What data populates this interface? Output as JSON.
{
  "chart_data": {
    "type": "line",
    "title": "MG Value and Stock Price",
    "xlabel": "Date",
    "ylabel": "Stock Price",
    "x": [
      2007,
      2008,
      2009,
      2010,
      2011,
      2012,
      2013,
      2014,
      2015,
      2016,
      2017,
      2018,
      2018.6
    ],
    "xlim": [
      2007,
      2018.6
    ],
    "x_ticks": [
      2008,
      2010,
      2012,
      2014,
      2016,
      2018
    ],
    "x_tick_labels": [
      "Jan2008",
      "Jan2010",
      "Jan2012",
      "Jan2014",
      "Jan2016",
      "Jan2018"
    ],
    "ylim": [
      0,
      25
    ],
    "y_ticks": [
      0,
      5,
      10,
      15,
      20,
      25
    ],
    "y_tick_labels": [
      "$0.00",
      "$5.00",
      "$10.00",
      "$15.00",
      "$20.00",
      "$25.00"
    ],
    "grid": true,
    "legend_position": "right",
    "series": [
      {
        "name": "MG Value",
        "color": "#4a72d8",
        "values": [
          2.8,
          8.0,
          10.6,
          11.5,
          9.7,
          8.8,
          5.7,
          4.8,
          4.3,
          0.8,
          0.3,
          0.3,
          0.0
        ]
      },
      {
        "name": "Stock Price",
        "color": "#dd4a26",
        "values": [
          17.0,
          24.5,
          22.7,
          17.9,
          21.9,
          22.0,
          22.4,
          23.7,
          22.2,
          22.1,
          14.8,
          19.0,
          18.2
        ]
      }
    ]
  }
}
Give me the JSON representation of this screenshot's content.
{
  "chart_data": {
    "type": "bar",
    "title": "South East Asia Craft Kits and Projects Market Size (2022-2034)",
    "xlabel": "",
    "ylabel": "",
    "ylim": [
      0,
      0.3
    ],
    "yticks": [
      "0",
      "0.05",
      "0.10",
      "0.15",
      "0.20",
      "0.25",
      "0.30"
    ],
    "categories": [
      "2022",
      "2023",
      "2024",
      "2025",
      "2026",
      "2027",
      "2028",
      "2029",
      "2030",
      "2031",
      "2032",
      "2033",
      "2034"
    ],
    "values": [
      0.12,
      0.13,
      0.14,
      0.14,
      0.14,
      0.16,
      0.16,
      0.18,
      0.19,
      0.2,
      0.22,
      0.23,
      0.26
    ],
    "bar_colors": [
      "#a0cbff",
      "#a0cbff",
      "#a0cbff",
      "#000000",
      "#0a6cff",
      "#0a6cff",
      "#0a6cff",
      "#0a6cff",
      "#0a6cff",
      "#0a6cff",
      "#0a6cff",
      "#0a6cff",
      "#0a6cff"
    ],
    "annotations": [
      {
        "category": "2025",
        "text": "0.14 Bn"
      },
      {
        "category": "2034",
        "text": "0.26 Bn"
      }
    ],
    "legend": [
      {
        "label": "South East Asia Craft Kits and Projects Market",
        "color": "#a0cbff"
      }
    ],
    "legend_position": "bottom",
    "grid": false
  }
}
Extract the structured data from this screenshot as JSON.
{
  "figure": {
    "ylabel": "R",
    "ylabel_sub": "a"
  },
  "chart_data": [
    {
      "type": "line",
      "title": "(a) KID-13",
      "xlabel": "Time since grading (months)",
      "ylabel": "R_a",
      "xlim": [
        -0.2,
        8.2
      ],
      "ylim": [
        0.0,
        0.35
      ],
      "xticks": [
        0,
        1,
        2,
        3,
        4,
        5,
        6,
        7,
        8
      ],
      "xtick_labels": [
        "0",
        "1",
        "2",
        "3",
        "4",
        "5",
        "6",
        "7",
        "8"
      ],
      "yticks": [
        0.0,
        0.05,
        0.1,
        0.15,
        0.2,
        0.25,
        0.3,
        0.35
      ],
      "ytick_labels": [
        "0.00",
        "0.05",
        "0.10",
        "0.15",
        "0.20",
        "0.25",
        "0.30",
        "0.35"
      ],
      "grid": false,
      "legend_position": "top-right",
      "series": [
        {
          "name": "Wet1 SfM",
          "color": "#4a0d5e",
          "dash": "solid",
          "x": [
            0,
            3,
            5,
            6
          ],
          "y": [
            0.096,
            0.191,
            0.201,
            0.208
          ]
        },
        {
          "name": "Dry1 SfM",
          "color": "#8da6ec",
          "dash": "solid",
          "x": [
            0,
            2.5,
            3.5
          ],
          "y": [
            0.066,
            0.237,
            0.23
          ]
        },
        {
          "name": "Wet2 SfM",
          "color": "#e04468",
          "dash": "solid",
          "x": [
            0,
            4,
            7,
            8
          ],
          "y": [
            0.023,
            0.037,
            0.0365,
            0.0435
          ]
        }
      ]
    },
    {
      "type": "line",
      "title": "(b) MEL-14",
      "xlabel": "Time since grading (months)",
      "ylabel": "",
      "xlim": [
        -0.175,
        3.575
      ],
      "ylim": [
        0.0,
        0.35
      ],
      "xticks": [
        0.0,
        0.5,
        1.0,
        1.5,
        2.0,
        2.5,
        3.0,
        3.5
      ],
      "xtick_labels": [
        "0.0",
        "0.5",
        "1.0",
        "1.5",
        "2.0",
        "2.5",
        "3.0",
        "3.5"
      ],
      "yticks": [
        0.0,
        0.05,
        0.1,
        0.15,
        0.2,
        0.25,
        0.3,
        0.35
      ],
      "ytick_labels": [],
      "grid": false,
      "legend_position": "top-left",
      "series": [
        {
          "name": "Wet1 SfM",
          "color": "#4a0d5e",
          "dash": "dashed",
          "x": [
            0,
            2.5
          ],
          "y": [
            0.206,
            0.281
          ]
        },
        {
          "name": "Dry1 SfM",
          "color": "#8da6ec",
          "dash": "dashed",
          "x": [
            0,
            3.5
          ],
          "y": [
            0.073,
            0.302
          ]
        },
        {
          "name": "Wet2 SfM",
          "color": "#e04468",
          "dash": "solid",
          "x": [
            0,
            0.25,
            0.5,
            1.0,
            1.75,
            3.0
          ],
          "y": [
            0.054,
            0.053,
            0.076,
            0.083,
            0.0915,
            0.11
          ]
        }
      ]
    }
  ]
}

**THE REQUEST**
Exact copies of all the records are required.

**PROBLEM SOLUTION**
What data populates this interface? Output as JSON.
{
  "chart_data": {
    "type": "line",
    "title": "MG Value and Stock Price",
    "xlabel": "Date",
    "ylabel": "Stock Price",
    "x": [
      2007,
      2008,
      2009,
      2010,
      2011,
      2012,
      2013,
      2014,
      2015,
      2016,
      2017,
      2018,
      2018.6
    ],
    "xlim": [
      2007,
      2018.6
    ],
    "x_ticks": [
      2008,
      2010,
      2012,
      2014,
      2016,
      2018
    ],
    "x_tick_labels": [
      "Jan2008",
      "Jan2010",
      "Jan2012",
      "Jan2014",
      "Jan2016",
      "Jan2018"
    ],
    "ylim": [
      0,
      25
    ],
    "y_ticks": [
      0,
      5,
      10,
      15,
      20,
      25
    ],
    "y_tick_labels": [
      "$0.00",
      "$5.00",
      "$10.00",
      "$15.00",
      "$20.00",
      "$25.00"
    ],
    "grid": true,
    "legend_position": "right",
    "series": [
      {
        "name": "MG Value",
        "color": "#4a72d8",
        "values": [
          2.8,
          8.0,
          10.6,
          11.5,
          9.7,
          8.8,
          5.7,
          4.8,
          4.3,
          0.8,
          0.3,
          0.3,
          0.0
        ]
      },
      {
        "name": "Stock Price",
        "color": "#dd4a26",
        "values": [
          17.0,
          24.5,
          22.7,
          17.9,
          21.9,
          22.0,
          22.4,
          23.7,
          22.2,
          22.1,
          14.8,
          19.0,
          18.2
        ]
      }
    ]
  }
}
Give me the JSON representation of this screenshot's content.
{
  "chart_data": {
    "type": "bar",
    "title": "South East Asia Craft Kits and Projects Market Size (2022-2034)",
    "xlabel": "",
    "ylabel": "",
    "ylim": [
      0,
      0.3
    ],
    "yticks": [
      "0",
      "0.05",
      "0.10",
      "0.15",
      "0.20",
      "0.25",
      "0.30"
    ],
    "categories": [
      "2022",
      "2023",
      "2024",
      "2025",
      "2026",
      "2027",
      "2028",
      "2029",
      "2030",
      "2031",
      "2032",
      "2033",
      "2034"
    ],
    "values": [
      0.12,
      0.13,
      0.14,
      0.14,
      0.14,
      0.16,
      0.16,
      0.18,
      0.19,
      0.2,
      0.22,
      0.23,
      0.26
    ],
    "bar_colors": [
      "#a0cbff",
      "#a0cbff",
      "#a0cbff",
      "#000000",
      "#0a6cff",
      "#0a6cff",
      "#0a6cff",
      "#0a6cff",
      "#0a6cff",
      "#0a6cff",
      "#0a6cff",
      "#0a6cff",
      "#0a6cff"
    ],
    "annotations": [
      {
        "category": "2025",
        "text": "0.14 Bn"
      },
      {
        "category": "2034",
        "text": "0.26 Bn"
      }
    ],
    "legend": [
      {
        "label": "South East Asia Craft Kits and Projects Market",
        "color": "#a0cbff"
      }
    ],
    "legend_position": "bottom",
    "grid": false
  }
}
Extract the structured data from this screenshot as JSON.
{
  "figure": {
    "ylabel": "R",
    "ylabel_sub": "a"
  },
  "chart_data": [
    {
      "type": "line",
      "title": "(a) KID-13",
      "xlabel": "Time since grading (months)",
      "ylabel": "R_a",
      "xlim": [
        -0.2,
        8.2
      ],
      "ylim": [
        0.0,
        0.35
      ],
      "xticks": [
        0,
        1,
        2,
        3,
        4,
        5,
        6,
        7,
        8
      ],
      "xtick_labels": [
        "0",
        "1",
        "2",
        "3",
        "4",
        "5",
        "6",
        "7",
        "8"
      ],
      "yticks": [
        0.0,
        0.05,
        0.1,
        0.15,
        0.2,
        0.25,
        0.3,
        0.35
      ],
      "ytick_labels": [
        "0.00",
        "0.05",
        "0.10",
        "0.15",
        "0.20",
        "0.25",
        "0.30",
        "0.35"
      ],
      "grid": false,
      "legend_position": "top-right",
      "series": [
        {
          "name": "Wet1 SfM",
          "color": "#4a0d5e",
          "dash": "solid",
          "x": [
            0,
            3,
            5,
            6
          ],
          "y": [
            0.096,
            0.191,
            0.201,
            0.208
          ]
        },
        {
          "name": "Dry1 SfM",
          "color": "#8da6ec",
          "dash": "solid",
          "x": [
            0,
            2.5,
            3.5
          ],
          "y": [
            0.066,
            0.237,
            0.23
          ]
        },
        {
          "name": "Wet2 SfM",
          "color": "#e04468",
          "dash": "solid",
          "x": [
            0,
            4,
            7,
            8
          ],
          "y": [
            0.023,
            0.037,
            0.0365,
            0.0435
          ]
        }
      ]
    },
    {
      "type": "line",
      "title": "(b) MEL-14",
      "xlabel": "Time since grading (months)",
      "ylabel": "",
      "xlim": [
        -0.175,
        3.575
      ],
      "ylim": [
        0.0,
        0.35
      ],
      "xticks": [
        0.0,
        0.5,
        1.0,
        1.5,
        2.0,
        2.5,
        3.0,
        3.5
      ],
      "xtick_labels": [
        "0.0",
        "0.5",
        "1.0",
        "1.5",
        "2.0",
        "2.5",
        "3.0",
        "3.5"
      ],
      "yticks": [
        0.0,
        0.05,
        0.1,
        0.15,
        0.2,
        0.25,
        0.3,
        0.35
      ],
      "ytick_labels": [],
      "grid": false,
      "legend_position": "top-left",
      "series": [
        {
          "name": "Wet1 SfM",
          "color": "#4a0d5e",
          "dash": "dashed",
          "x": [
            0,
            2.5
          ],
          "y": [
            0.206,
            0.281
          ]
        },
        {
          "name": "Dry1 SfM",
          "color": "#8da6ec",
          "dash": "dashed",
          "x": [
            0,
            3.5
          ],
          "y": [
            0.073,
            0.302
          ]
        },
        {
          "name": "Wet2 SfM",
          "color": "#e04468",
          "dash": "solid",
          "x": [
            0,
            0.25,
            0.5,
            1.0,
            1.75,
            3.0
          ],
          "y": [
            0.054,
            0.053,
            0.076,
            0.083,
            0.0915,
            0.11
          ]
        }
      ]
    }
  ]
}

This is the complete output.